(Exercise details):
In the data below, locate each line with the word "Collider" and list it.

(Dataset items)
* BEGIN *
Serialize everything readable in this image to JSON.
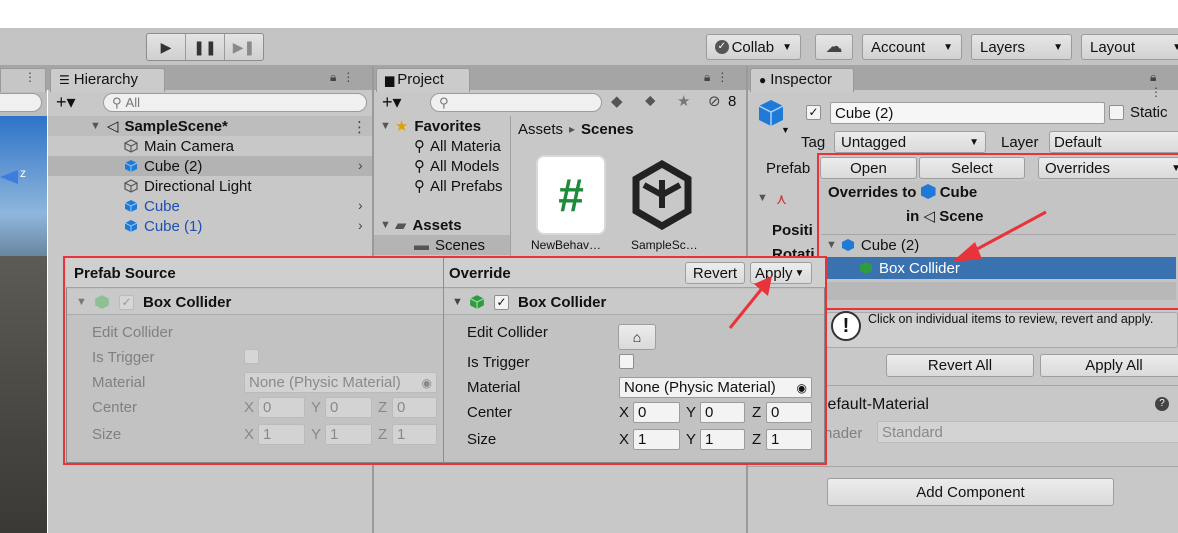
{
  "toolbar": {
    "play": "▶",
    "pause": "❚❚",
    "step": "▶❚",
    "collab": "Collab",
    "cloud": "☁",
    "account": "Account",
    "layers": "Layers",
    "layout": "Layout"
  },
  "hierarchy": {
    "tab": "Hierarchy",
    "add": "+▾",
    "search_placeholder": "All",
    "scene": "SampleScene*",
    "items": [
      "Main Camera",
      "Cube (2)",
      "Directional Light",
      "Cube",
      "Cube (1)"
    ]
  },
  "project": {
    "tab": "Project",
    "add": "+▾",
    "count": "8",
    "favorites": "Favorites",
    "fav_items": [
      "All Materia",
      "All Models",
      "All Prefabs"
    ],
    "assets": "Assets",
    "scenes": "Scenes",
    "breadcrumb_root": "Assets",
    "breadcrumb_sep": "▸",
    "breadcrumb_leaf": "Scenes",
    "files": [
      "NewBehav…",
      "SampleSc…"
    ]
  },
  "inspector": {
    "tab": "Inspector",
    "name": "Cube (2)",
    "static": "Static",
    "tag_label": "Tag",
    "tag_value": "Untagged",
    "layer_label": "Layer",
    "layer_value": "Default",
    "prefab_label": "Prefab",
    "open": "Open",
    "select": "Select",
    "overrides": "Overrides",
    "overrides_to": "Overrides to",
    "overrides_target": "Cube",
    "in": "in",
    "in_target": "Scene",
    "tree_parent": "Cube (2)",
    "tree_child": "Box Collider",
    "hint": "Click on individual items to review, revert and apply.",
    "revert_all": "Revert All",
    "apply_all": "Apply All",
    "pos_label": "Positi",
    "rot_label": "Rotati",
    "material_title": "Default-Material",
    "shader_label": "Shader",
    "shader_value": "Standard",
    "add_component": "Add Component"
  },
  "compare": {
    "left_header": "Prefab Source",
    "right_header": "Override",
    "revert": "Revert",
    "apply": "Apply",
    "component": "Box Collider",
    "edit_collider": "Edit Collider",
    "is_trigger": "Is Trigger",
    "material": "Material",
    "material_value": "None (Physic Material)",
    "center": "Center",
    "size": "Size",
    "x": "X",
    "y": "Y",
    "z": "Z",
    "center_values": [
      "0",
      "0",
      "0"
    ],
    "size_values": [
      "1",
      "1",
      "1"
    ]
  },
  "colors": {
    "highlight_red": "#e8333a",
    "selection_blue": "#3a72b0",
    "cube_blue": "#1e7ad6"
  }
}
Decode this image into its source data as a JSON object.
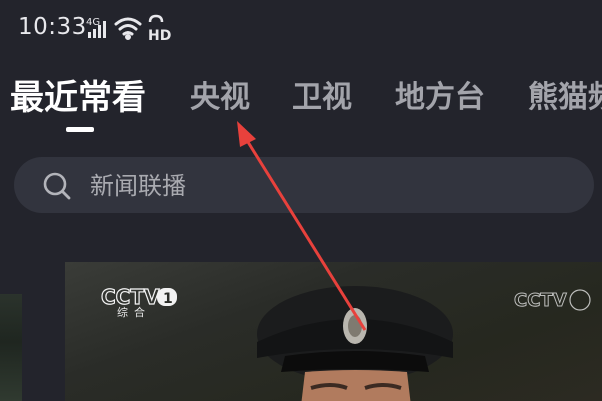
{
  "status_bar": {
    "time": "10:33",
    "network_label": "4G",
    "hd_label": "HD",
    "icons": [
      "cellular-signal-icon",
      "wifi-icon",
      "hd-voice-icon"
    ]
  },
  "tabs": [
    {
      "label": "最近常看",
      "active": true
    },
    {
      "label": "央视",
      "active": false
    },
    {
      "label": "卫视",
      "active": false
    },
    {
      "label": "地方台",
      "active": false
    },
    {
      "label": "熊猫频",
      "active": false
    }
  ],
  "search": {
    "placeholder": "新闻联播",
    "icon": "search-icon"
  },
  "channel_preview": {
    "logo_text": "CCTV",
    "channel_number": "1",
    "channel_sub": "综合",
    "right_logo_text": "CCTV"
  },
  "colors": {
    "background": "#23242c",
    "search_bg": "#32343e",
    "tab_inactive": "#a3a4ab",
    "tab_active": "#ffffff",
    "annotation_arrow": "#e8413c"
  }
}
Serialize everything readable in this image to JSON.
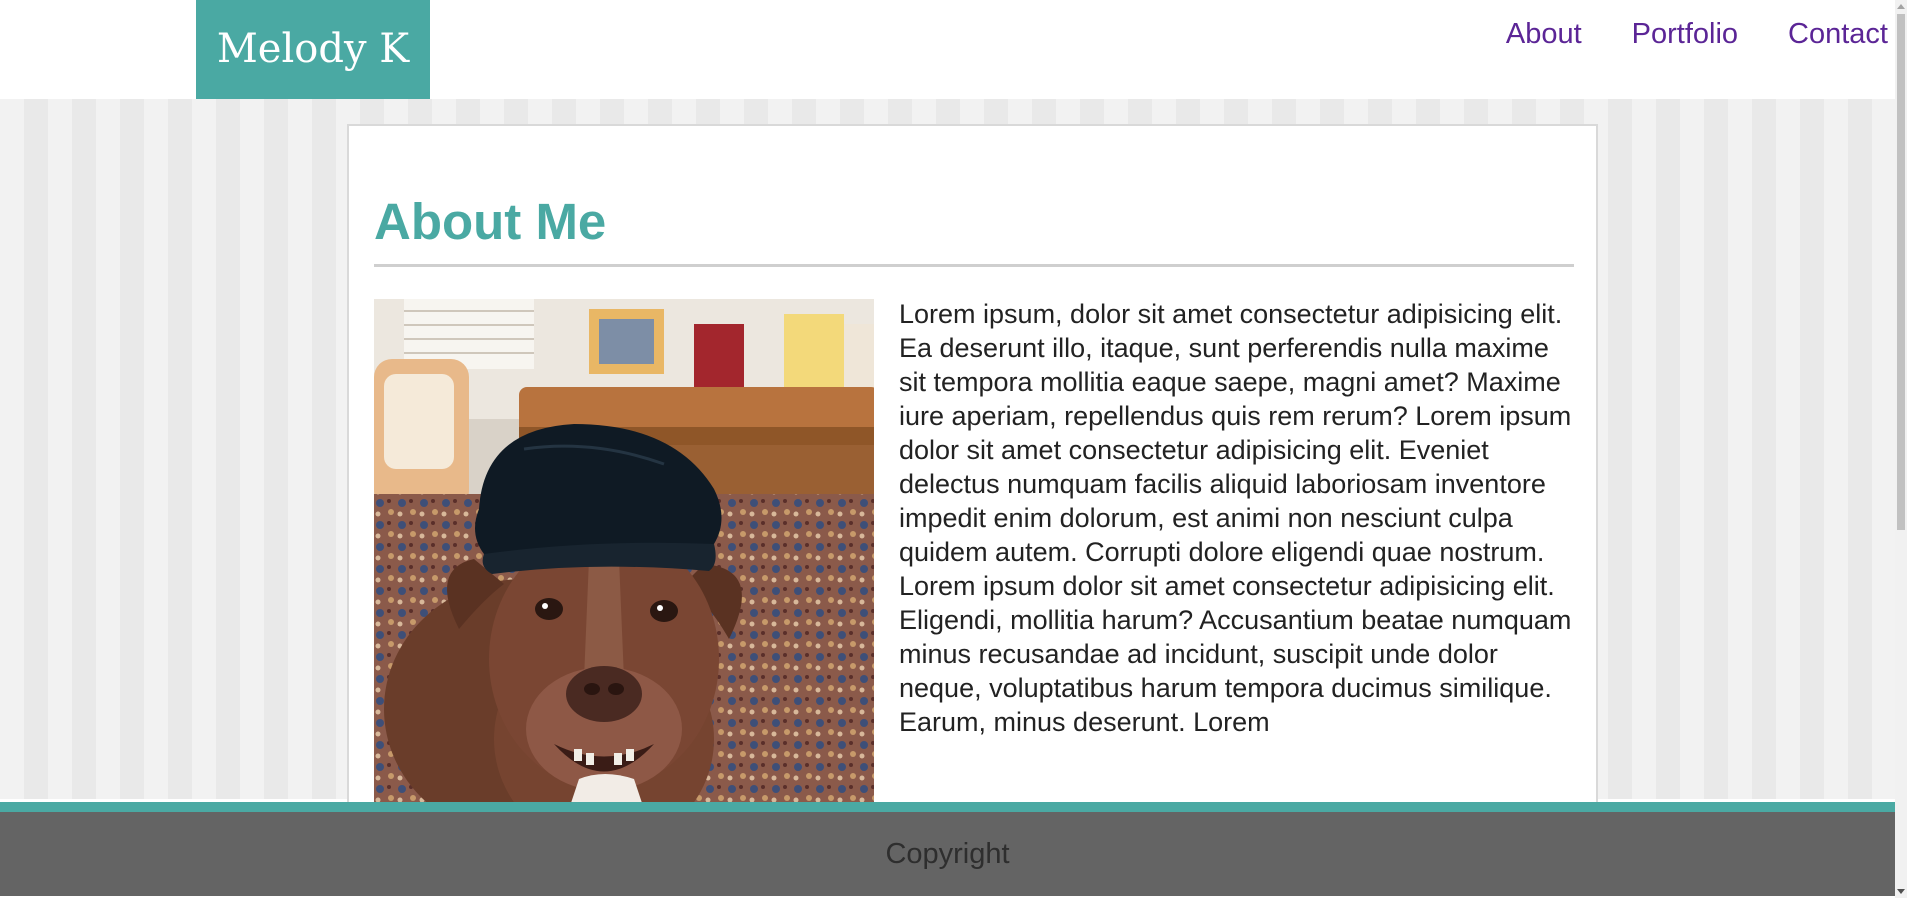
{
  "header": {
    "logo_text": "Melody K",
    "nav": [
      {
        "label": "About"
      },
      {
        "label": "Portfolio"
      },
      {
        "label": "Contact"
      }
    ]
  },
  "main": {
    "title": "About Me",
    "photo": {
      "alt": "dog wearing a black beanie"
    },
    "paragraphs": [
      "Lorem ipsum, dolor sit amet consectetur adipisicing elit. Ea deserunt illo, itaque, sunt perferendis nulla maxime sit tempora mollitia eaque saepe, magni amet? Maxime iure aperiam, repellendus quis rem rerum? Lorem ipsum dolor sit amet consectetur adipisicing elit. Eveniet delectus numquam facilis aliquid laboriosam inventore impedit enim dolorum, est animi non nesciunt culpa quidem autem. Corrupti dolore eligendi quae nostrum.",
      "Lorem ipsum dolor sit amet consectetur adipisicing elit. Eligendi, mollitia harum? Accusantium beatae numquam minus recusandae ad incidunt, suscipit unde dolor neque, voluptatibus harum tempora ducimus similique. Earum, minus deserunt. Lorem"
    ]
  },
  "footer": {
    "text": "Copyright"
  },
  "colors": {
    "accent": "#4aa9a3",
    "nav_link": "#5b2596",
    "footer_bg": "#646464"
  }
}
* END *
(Exercise answer):
    "tree_child": "Box Collider",
    "component": "Box Collider",
    "edit_collider": "Edit Collider",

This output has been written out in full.